WRITTEN TASK: Pull out all lines from the listing below in which the word "DAVE" appears.

INPUT DATA:
..........
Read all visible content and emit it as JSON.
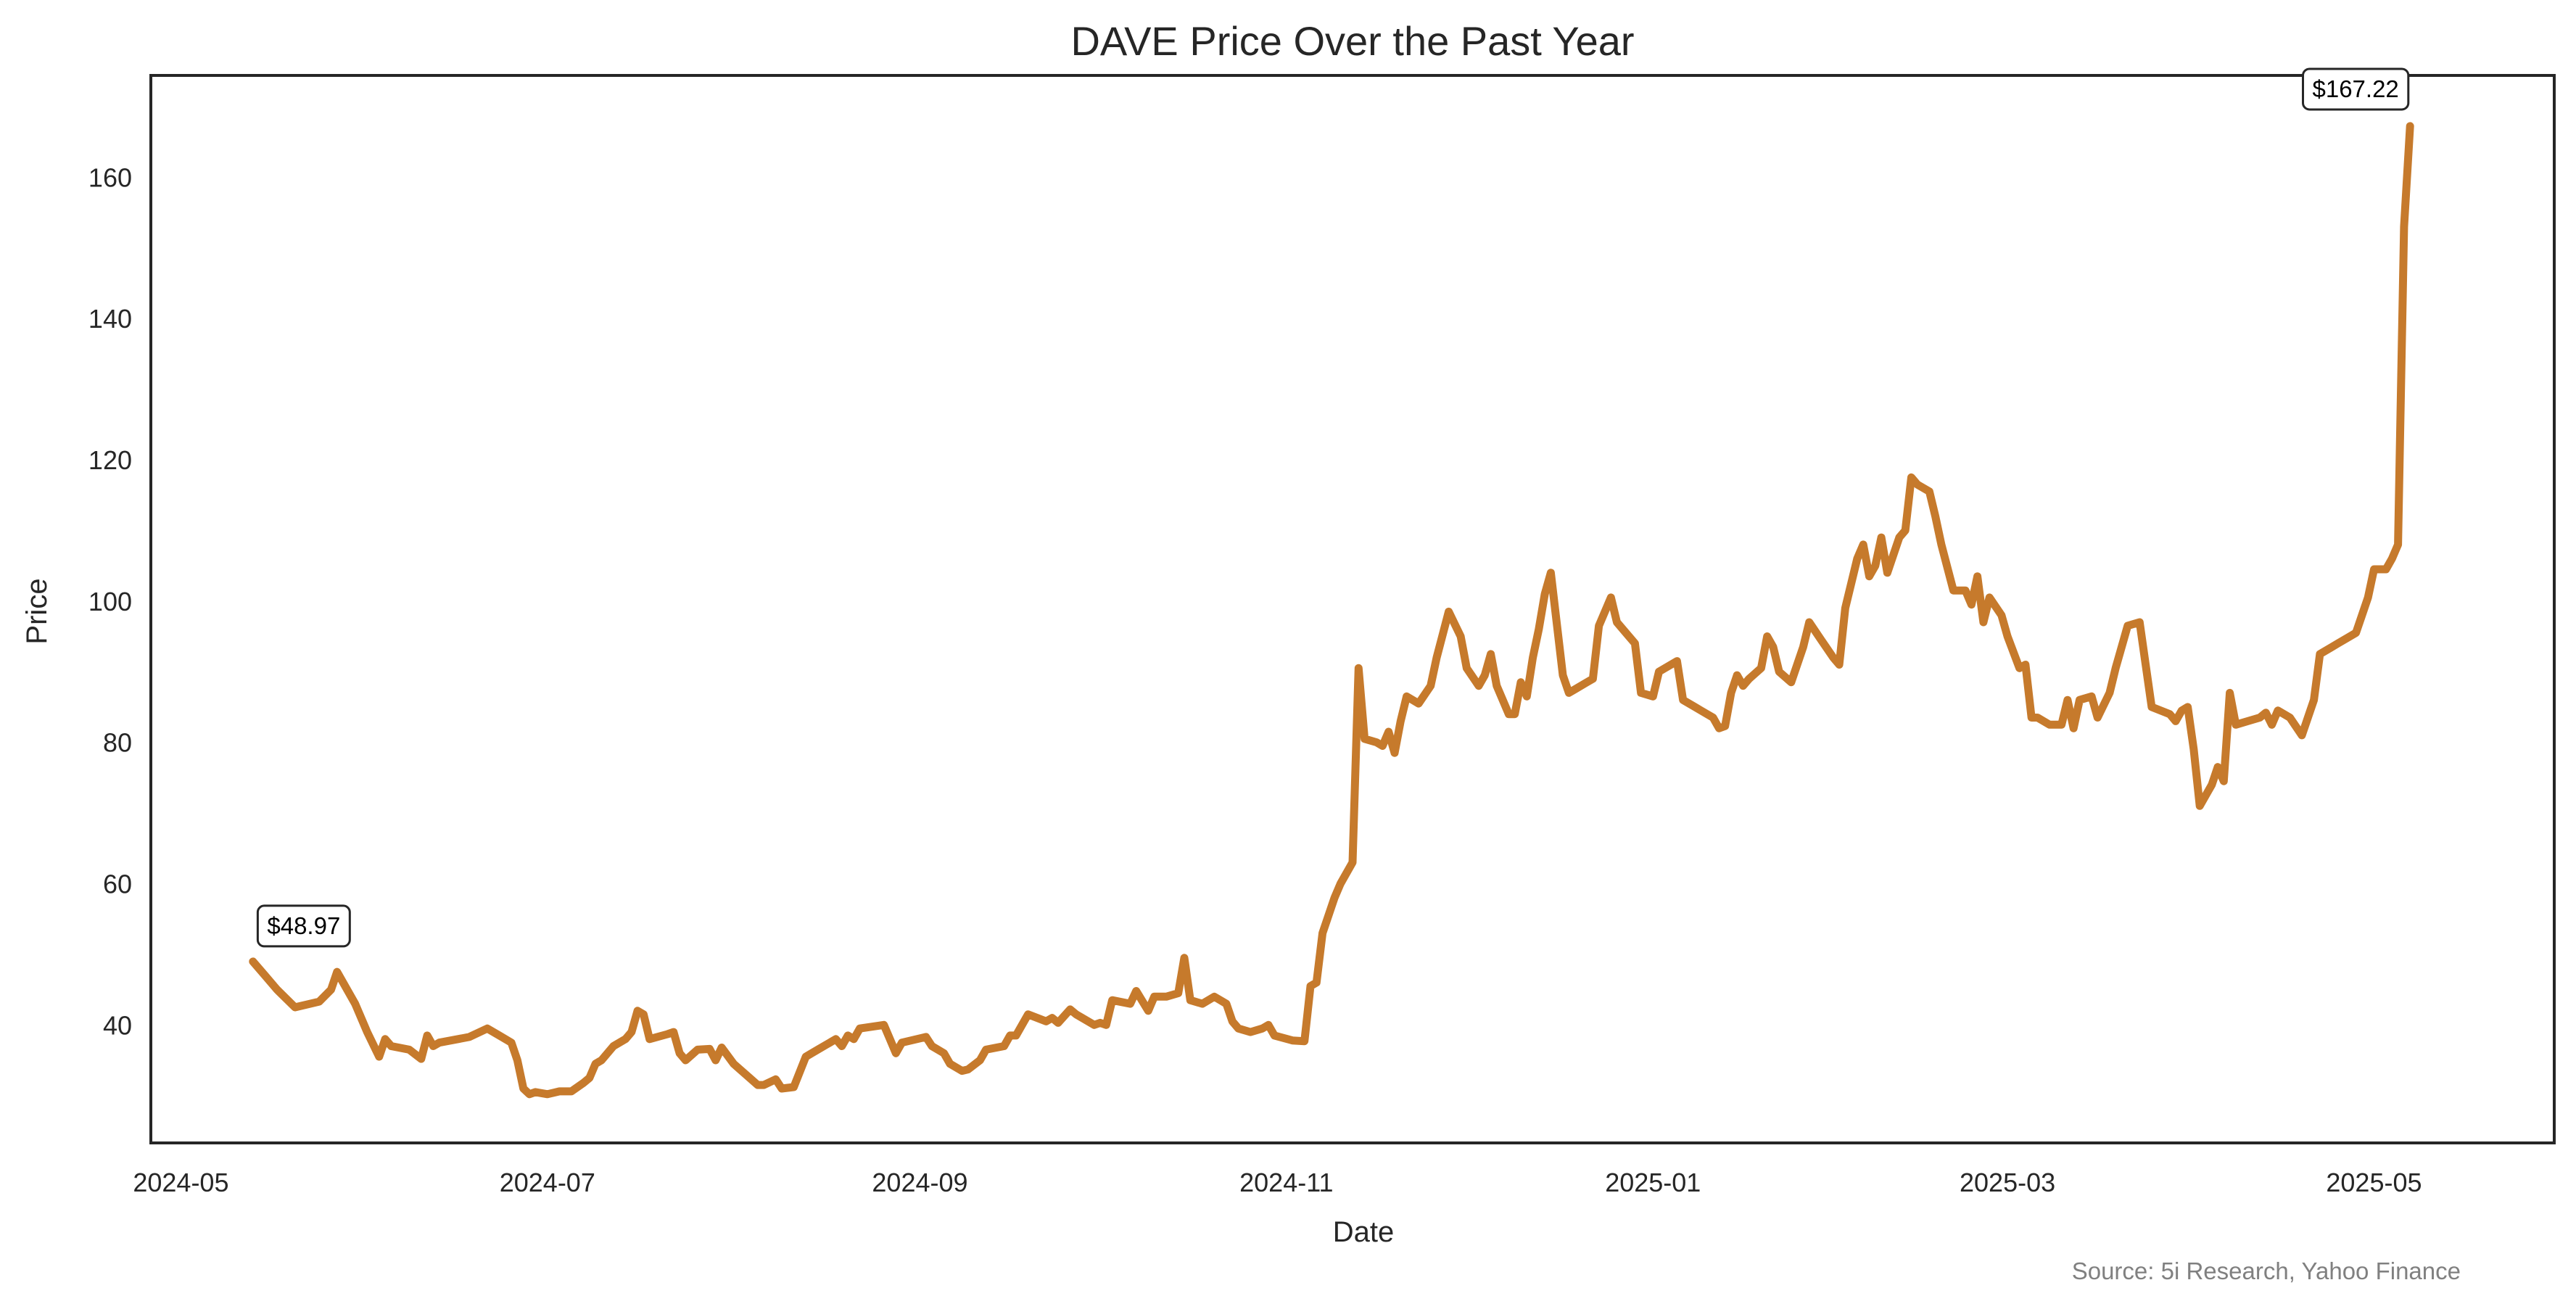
{
  "chart_data": {
    "type": "line",
    "title": "DAVE Price Over the Past Year",
    "xlabel": "Date",
    "ylabel": "Price",
    "source": "Source: 5i Research, Yahoo Finance",
    "line_color": "#C67A2C",
    "x_origin": "2024-05-01",
    "x_unit": "days since x_origin",
    "xlim_days": [
      -5,
      395
    ],
    "ylim": [
      23.3,
      174.4
    ],
    "grid": false,
    "x_ticks": [
      {
        "label": "2024-05",
        "day": 0
      },
      {
        "label": "2024-07",
        "day": 61
      },
      {
        "label": "2024-09",
        "day": 123
      },
      {
        "label": "2024-11",
        "day": 184
      },
      {
        "label": "2025-01",
        "day": 245
      },
      {
        "label": "2025-03",
        "day": 304
      },
      {
        "label": "2025-05",
        "day": 365
      }
    ],
    "y_ticks": [
      40,
      60,
      80,
      100,
      120,
      140,
      160
    ],
    "annotations": [
      {
        "label": "$48.97",
        "day": 12,
        "value": 48.97
      },
      {
        "label": "$167.22",
        "day": 371,
        "value": 167.22
      }
    ],
    "series": [
      {
        "name": "DAVE",
        "points": [
          [
            12,
            48.97
          ],
          [
            14,
            47
          ],
          [
            16,
            45
          ],
          [
            19,
            42.5
          ],
          [
            23,
            43.3
          ],
          [
            25,
            45
          ],
          [
            26,
            47.5
          ],
          [
            29,
            43
          ],
          [
            31,
            39
          ],
          [
            33,
            35.5
          ],
          [
            34,
            38
          ],
          [
            35,
            37
          ],
          [
            38,
            36.5
          ],
          [
            40,
            35.2
          ],
          [
            41,
            38.5
          ],
          [
            42,
            37
          ],
          [
            43,
            37.5
          ],
          [
            48,
            38.3
          ],
          [
            51,
            39.5
          ],
          [
            53,
            38.5
          ],
          [
            55,
            37.5
          ],
          [
            56,
            35
          ],
          [
            57,
            31
          ],
          [
            58,
            30.2
          ],
          [
            59,
            30.5
          ],
          [
            61,
            30.2
          ],
          [
            63,
            30.6
          ],
          [
            65,
            30.6
          ],
          [
            67,
            31.8
          ],
          [
            68,
            32.5
          ],
          [
            69,
            34.5
          ],
          [
            70,
            35
          ],
          [
            72,
            37
          ],
          [
            74,
            38
          ],
          [
            75,
            39
          ],
          [
            76,
            42
          ],
          [
            77,
            41.5
          ],
          [
            78,
            38
          ],
          [
            81,
            38.7
          ],
          [
            82,
            39
          ],
          [
            83,
            36
          ],
          [
            84,
            35
          ],
          [
            86,
            36.5
          ],
          [
            88,
            36.6
          ],
          [
            89,
            35
          ],
          [
            90,
            36.8
          ],
          [
            92,
            34.5
          ],
          [
            94,
            33
          ],
          [
            96,
            31.5
          ],
          [
            97,
            31.5
          ],
          [
            99,
            32.3
          ],
          [
            100,
            31
          ],
          [
            102,
            31.2
          ],
          [
            104,
            35.5
          ],
          [
            105,
            36
          ],
          [
            106,
            36.5
          ],
          [
            108,
            37.5
          ],
          [
            109,
            38
          ],
          [
            110,
            37
          ],
          [
            111,
            38.5
          ],
          [
            112,
            38
          ],
          [
            113,
            39.5
          ],
          [
            117,
            40
          ],
          [
            118,
            38
          ],
          [
            119,
            36
          ],
          [
            120,
            37.5
          ],
          [
            124,
            38.3
          ],
          [
            125,
            37
          ],
          [
            127,
            36
          ],
          [
            128,
            34.5
          ],
          [
            130,
            33.5
          ],
          [
            131,
            33.7
          ],
          [
            133,
            35
          ],
          [
            134,
            36.5
          ],
          [
            137,
            37
          ],
          [
            138,
            38.5
          ],
          [
            139,
            38.5
          ],
          [
            141,
            41.5
          ],
          [
            144,
            40.5
          ],
          [
            145,
            41
          ],
          [
            146,
            40.3
          ],
          [
            148,
            42.2
          ],
          [
            149,
            41.5
          ],
          [
            152,
            40
          ],
          [
            153,
            40.3
          ],
          [
            154,
            40
          ],
          [
            155,
            43.5
          ],
          [
            158,
            43
          ],
          [
            159,
            44.8
          ],
          [
            161,
            42
          ],
          [
            162,
            44
          ],
          [
            164,
            44
          ],
          [
            166,
            44.5
          ],
          [
            167,
            49.5
          ],
          [
            168,
            43.5
          ],
          [
            170,
            43
          ],
          [
            172,
            44
          ],
          [
            174,
            43
          ],
          [
            175,
            40.5
          ],
          [
            176,
            39.5
          ],
          [
            178,
            39
          ],
          [
            180,
            39.5
          ],
          [
            181,
            40
          ],
          [
            182,
            38.5
          ],
          [
            185,
            37.8
          ],
          [
            187,
            37.7
          ],
          [
            188,
            45.5
          ],
          [
            189,
            46
          ],
          [
            190,
            53
          ],
          [
            192,
            58
          ],
          [
            193,
            60
          ],
          [
            195,
            63
          ],
          [
            196,
            90.5
          ],
          [
            197,
            80.5
          ],
          [
            199,
            80
          ],
          [
            200,
            79.5
          ],
          [
            201,
            81.5
          ],
          [
            202,
            78.5
          ],
          [
            203,
            83
          ],
          [
            204,
            86.5
          ],
          [
            206,
            85.5
          ],
          [
            208,
            88
          ],
          [
            209,
            92
          ],
          [
            211,
            98.5
          ],
          [
            213,
            95
          ],
          [
            214,
            90.5
          ],
          [
            216,
            88
          ],
          [
            217,
            89.5
          ],
          [
            218,
            92.5
          ],
          [
            219,
            88
          ],
          [
            221,
            84
          ],
          [
            222,
            84
          ],
          [
            223,
            88.5
          ],
          [
            224,
            86.5
          ],
          [
            225,
            92
          ],
          [
            226,
            96
          ],
          [
            227,
            101
          ],
          [
            228,
            104
          ],
          [
            230,
            89.5
          ],
          [
            231,
            87
          ],
          [
            232,
            87.5
          ],
          [
            234,
            88.5
          ],
          [
            235,
            89
          ],
          [
            236,
            96.5
          ],
          [
            238,
            100.5
          ],
          [
            239,
            97
          ],
          [
            241,
            95
          ],
          [
            242,
            94
          ],
          [
            243,
            87
          ],
          [
            245,
            86.5
          ],
          [
            246,
            90
          ],
          [
            247,
            90.5
          ],
          [
            249,
            91.5
          ],
          [
            250,
            86
          ],
          [
            252,
            85
          ],
          [
            253,
            84.5
          ],
          [
            255,
            83.5
          ],
          [
            256,
            82
          ],
          [
            257,
            82.3
          ],
          [
            258,
            87
          ],
          [
            259,
            89.5
          ],
          [
            260,
            88
          ],
          [
            261,
            89
          ],
          [
            263,
            90.5
          ],
          [
            264,
            95
          ],
          [
            265,
            93.5
          ],
          [
            266,
            90
          ],
          [
            268,
            88.5
          ],
          [
            270,
            93.5
          ],
          [
            271,
            97
          ],
          [
            273,
            94.5
          ],
          [
            275,
            92
          ],
          [
            276,
            91
          ],
          [
            277,
            99
          ],
          [
            279,
            106
          ],
          [
            280,
            108
          ],
          [
            281,
            103.5
          ],
          [
            282,
            105
          ],
          [
            283,
            109
          ],
          [
            284,
            104
          ],
          [
            286,
            109
          ],
          [
            287,
            110
          ],
          [
            288,
            117.5
          ],
          [
            289,
            116.5
          ],
          [
            291,
            115.5
          ],
          [
            292,
            112
          ],
          [
            293,
            108
          ],
          [
            295,
            101.5
          ],
          [
            296,
            101.5
          ],
          [
            297,
            101.5
          ],
          [
            298,
            99.5
          ],
          [
            299,
            103.5
          ],
          [
            300,
            97
          ],
          [
            301,
            100.5
          ],
          [
            303,
            98
          ],
          [
            304,
            95
          ],
          [
            306,
            90.5
          ],
          [
            307,
            91
          ],
          [
            308,
            83.5
          ],
          [
            309,
            83.5
          ],
          [
            311,
            82.5
          ],
          [
            313,
            82.5
          ],
          [
            314,
            86
          ],
          [
            315,
            82
          ],
          [
            316,
            86
          ],
          [
            318,
            86.5
          ],
          [
            319,
            83.5
          ],
          [
            321,
            87
          ],
          [
            322,
            90.5
          ],
          [
            324,
            96.5
          ],
          [
            326,
            97
          ],
          [
            327,
            91
          ],
          [
            328,
            85
          ],
          [
            331,
            84
          ],
          [
            332,
            83
          ],
          [
            333,
            84.5
          ],
          [
            334,
            85
          ],
          [
            335,
            79
          ],
          [
            336,
            71
          ],
          [
            338,
            74
          ],
          [
            339,
            76.5
          ],
          [
            340,
            74.5
          ],
          [
            341,
            87
          ],
          [
            342,
            82.5
          ],
          [
            344,
            83
          ],
          [
            346,
            83.5
          ],
          [
            347,
            84.2
          ],
          [
            348,
            82.5
          ],
          [
            349,
            84.5
          ],
          [
            351,
            83.5
          ],
          [
            353,
            81
          ],
          [
            355,
            86
          ],
          [
            356,
            92.5
          ],
          [
            358,
            93.5
          ],
          [
            359,
            94
          ],
          [
            361,
            95
          ],
          [
            362,
            95.5
          ],
          [
            363,
            98
          ],
          [
            364,
            100.5
          ],
          [
            365,
            104.5
          ],
          [
            367,
            104.5
          ],
          [
            368,
            106
          ],
          [
            369,
            108
          ],
          [
            370,
            153
          ],
          [
            371,
            167.22
          ]
        ]
      }
    ]
  }
}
..........
TASK ANSWER:
    "title": "DAVE Price Over the Past Year",
        "name": "DAVE",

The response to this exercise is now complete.